Lift out all lines below that contain "this".

(Stored dataset items)
============================================================

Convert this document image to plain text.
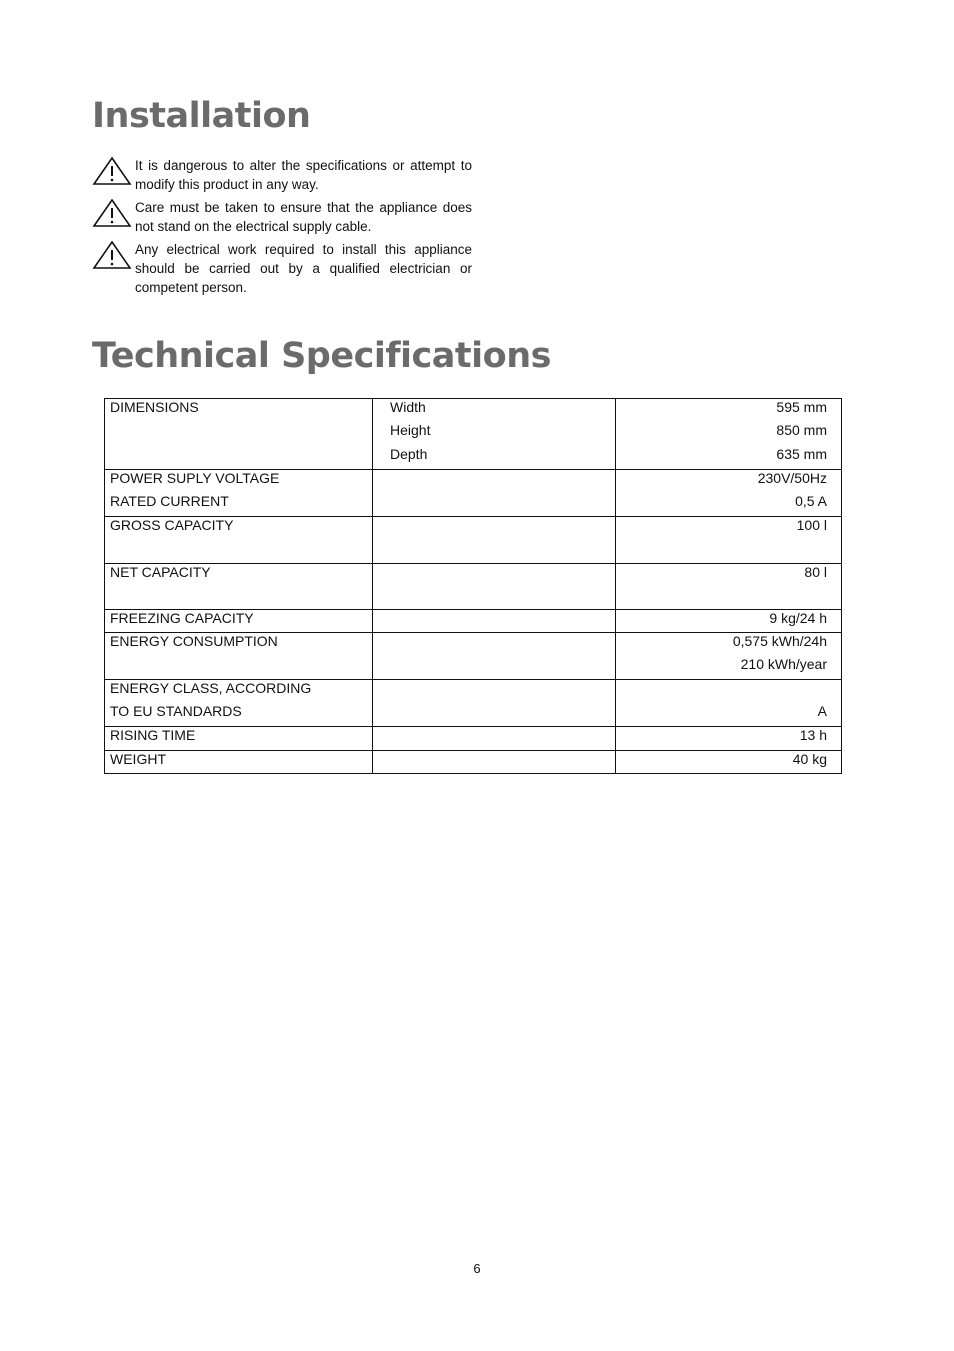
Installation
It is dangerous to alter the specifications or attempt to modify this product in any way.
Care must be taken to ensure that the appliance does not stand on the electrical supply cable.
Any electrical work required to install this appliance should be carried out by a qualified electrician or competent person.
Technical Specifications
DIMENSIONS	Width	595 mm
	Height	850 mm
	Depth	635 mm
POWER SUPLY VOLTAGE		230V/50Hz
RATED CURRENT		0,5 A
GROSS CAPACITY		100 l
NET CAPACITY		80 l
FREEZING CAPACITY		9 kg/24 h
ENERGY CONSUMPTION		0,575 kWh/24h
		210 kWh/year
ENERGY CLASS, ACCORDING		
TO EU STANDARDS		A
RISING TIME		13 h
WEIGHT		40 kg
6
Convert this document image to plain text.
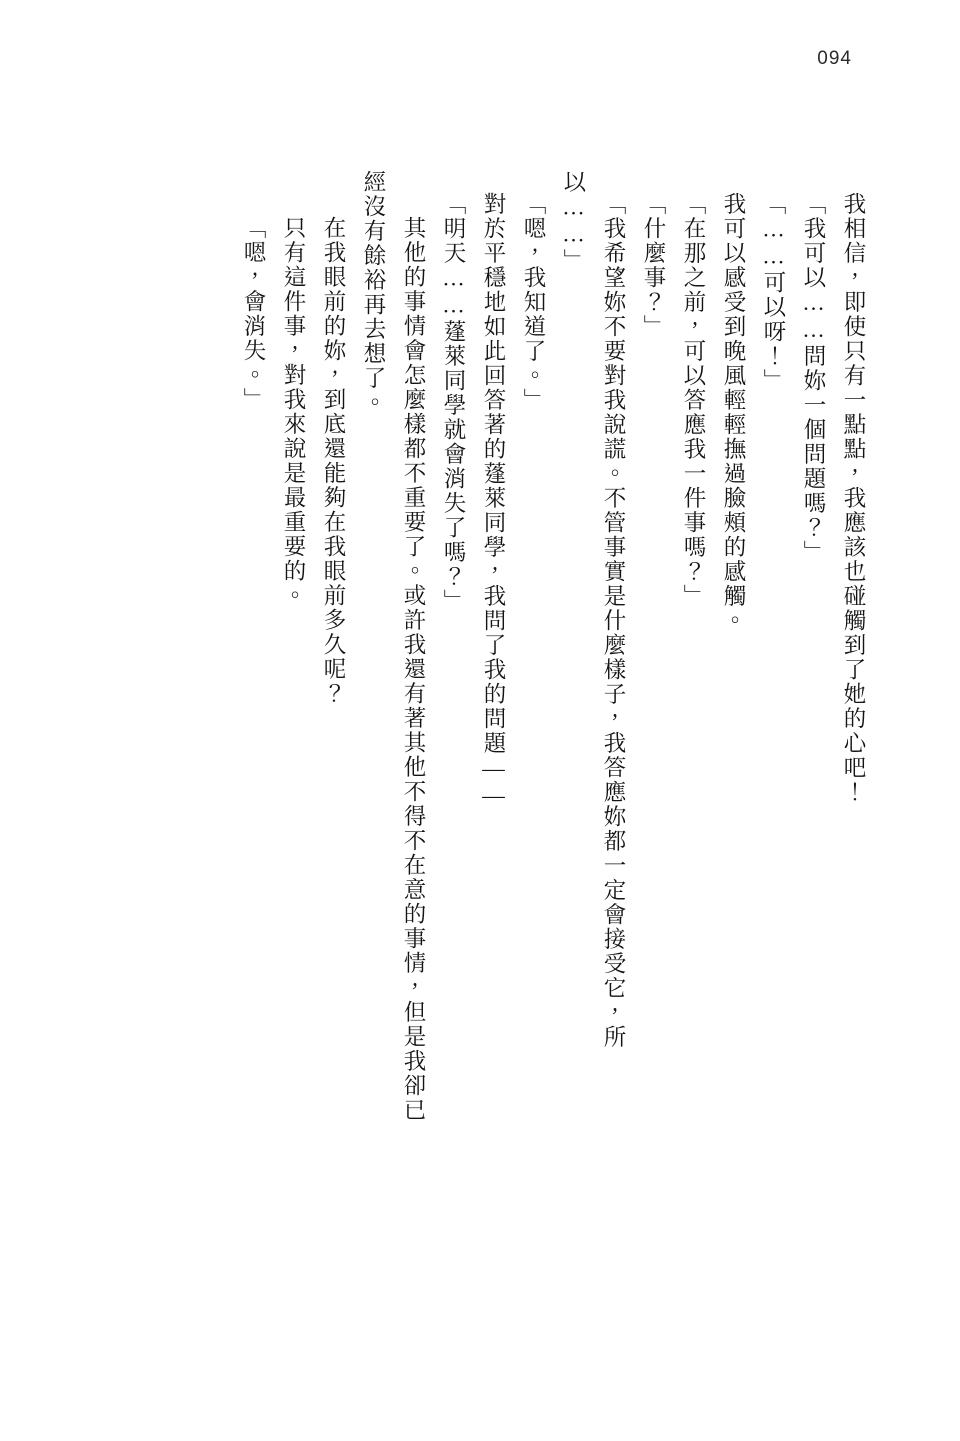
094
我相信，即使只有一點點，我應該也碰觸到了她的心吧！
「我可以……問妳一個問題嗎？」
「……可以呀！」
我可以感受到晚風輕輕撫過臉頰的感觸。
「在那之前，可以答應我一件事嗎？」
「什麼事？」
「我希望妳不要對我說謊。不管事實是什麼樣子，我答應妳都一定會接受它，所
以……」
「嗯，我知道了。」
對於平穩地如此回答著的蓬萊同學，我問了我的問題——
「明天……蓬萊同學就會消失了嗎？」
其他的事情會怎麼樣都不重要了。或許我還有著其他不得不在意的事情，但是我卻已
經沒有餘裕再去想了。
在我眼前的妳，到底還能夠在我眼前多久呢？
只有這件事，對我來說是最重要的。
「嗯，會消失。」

============================================================

= EXPECTED ANSWER =
Convert this document image to plain text.
It is dangerous to alter the specifications or attempt to modify this product in any way.
Any electrical work required to install this appliance should be carried out by a qualified electrician or competent person.
Convert this document image to plain text.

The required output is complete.